Start of Passage

Recent progress on MRI-based brain connectivity study such as the Human Connectome Project (HCP) and BRAIN Initiative in the United States has generated a surge of interests for understanding basic mechanisms of the working brain and potential applications in the diseased brain. The long-term scientific pursuit of our lab is to establish nonhuman primate disease models with using a molecular genetic method, and to investigate the primate brain networks in combination with MRI, electrophysiology and neuroanatomy techniques.
Diffusion MRI (MRI)
Diffusion-weighted magnetic resonance imaging is an emerging magnetic resonance imaging (MRI) method ever since the mid-1980s, which allows the detecting of the diffusion process of water molecules in biological tissues, in vivo and non-invasively. By calculating the biophysical trajectory of water diffusion to infer the architecture of the white matter, Diffusion weighted magnetic resonance imaging and its derivative methods have become one of the most valuable MRI techniques of pursuing the working mechanism of brain architecture. Furthermore, assessment of the microstructural integrity of the axonal fibers using a variety of diffusion indices has absorbed an increasing attention in the study of neurological diseases or psychiatric disorders.

End of Passage

[Exercise set]
1. In the passage on brain imaging, restate the paragraph beginning "Diffusion-weighted magnetic resonance imaging is an emerging" as a short bulleted list that keeps its main facts.
2. Copy the passage on brain imaging word for word from "Recent progress on" up to and including "and neuroanatomy techniques.".
The rows play no part in this.

Start of Data supplied

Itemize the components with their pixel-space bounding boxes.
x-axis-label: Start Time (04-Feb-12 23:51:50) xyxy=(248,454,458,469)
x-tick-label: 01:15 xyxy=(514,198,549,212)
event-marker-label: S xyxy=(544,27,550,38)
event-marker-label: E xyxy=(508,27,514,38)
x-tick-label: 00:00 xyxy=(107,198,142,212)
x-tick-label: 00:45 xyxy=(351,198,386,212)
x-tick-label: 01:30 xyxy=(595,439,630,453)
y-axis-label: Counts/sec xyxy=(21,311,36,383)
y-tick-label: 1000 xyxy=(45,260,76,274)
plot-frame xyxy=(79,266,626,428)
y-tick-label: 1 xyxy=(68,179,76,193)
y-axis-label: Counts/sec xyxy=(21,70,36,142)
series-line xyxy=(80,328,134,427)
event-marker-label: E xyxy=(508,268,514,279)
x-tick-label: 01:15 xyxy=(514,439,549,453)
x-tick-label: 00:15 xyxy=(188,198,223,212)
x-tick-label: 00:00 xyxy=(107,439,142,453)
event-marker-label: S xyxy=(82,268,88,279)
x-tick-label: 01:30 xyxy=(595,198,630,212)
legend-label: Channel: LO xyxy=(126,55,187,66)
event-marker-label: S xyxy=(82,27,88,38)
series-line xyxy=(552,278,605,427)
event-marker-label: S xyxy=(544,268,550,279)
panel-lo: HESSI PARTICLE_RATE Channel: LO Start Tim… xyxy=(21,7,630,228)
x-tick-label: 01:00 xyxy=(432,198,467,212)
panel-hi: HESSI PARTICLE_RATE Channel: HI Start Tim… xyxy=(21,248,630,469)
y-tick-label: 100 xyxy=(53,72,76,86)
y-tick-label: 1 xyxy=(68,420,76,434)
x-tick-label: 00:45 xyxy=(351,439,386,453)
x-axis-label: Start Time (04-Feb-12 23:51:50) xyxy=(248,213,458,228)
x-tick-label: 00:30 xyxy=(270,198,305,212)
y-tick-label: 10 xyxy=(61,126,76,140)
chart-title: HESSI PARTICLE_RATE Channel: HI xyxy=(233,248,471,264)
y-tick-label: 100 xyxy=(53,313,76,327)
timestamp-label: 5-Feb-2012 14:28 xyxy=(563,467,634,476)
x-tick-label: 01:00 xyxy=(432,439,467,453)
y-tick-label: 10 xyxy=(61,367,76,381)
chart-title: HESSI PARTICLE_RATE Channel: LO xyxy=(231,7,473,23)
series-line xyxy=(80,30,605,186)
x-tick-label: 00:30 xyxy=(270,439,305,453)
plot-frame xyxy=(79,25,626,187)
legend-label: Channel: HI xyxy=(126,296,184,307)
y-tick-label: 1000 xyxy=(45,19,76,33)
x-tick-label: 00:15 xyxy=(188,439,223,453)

End of Data supplied

[Answers for the exercise]
1.
- Diffusion-weighted MRI has been an emerging MRI method since the mid-1980s.
- It detects the diffusion of water molecules in biological tissues, in vivo and non-invasively.
- By calculating the biophysical trajectory of water diffusion, it infers white matter architecture. This has made it and its derivative methods among the most valuable MRI techniques for studying how brain architecture works.
- Assessing the microstructural integrity of axonal fibers with various diffusion indices is drawing increasing attention in the study of neurological diseases and psychiatric disorders.

2.
Recent progress on MRI-based brain connectivity study such as the Human Connectome Project (HCP) and BRAIN Initiative in the United States has generated a surge of interests for understanding basic mechanisms of the working brain and potential applications in the diseased brain. The long-term scientific pursuit of our lab is to establish nonhuman primate disease models with using a molecular genetic method, and to investigate the primate brain networks in combination with MRI, electrophysiology and neuroanatomy techniques.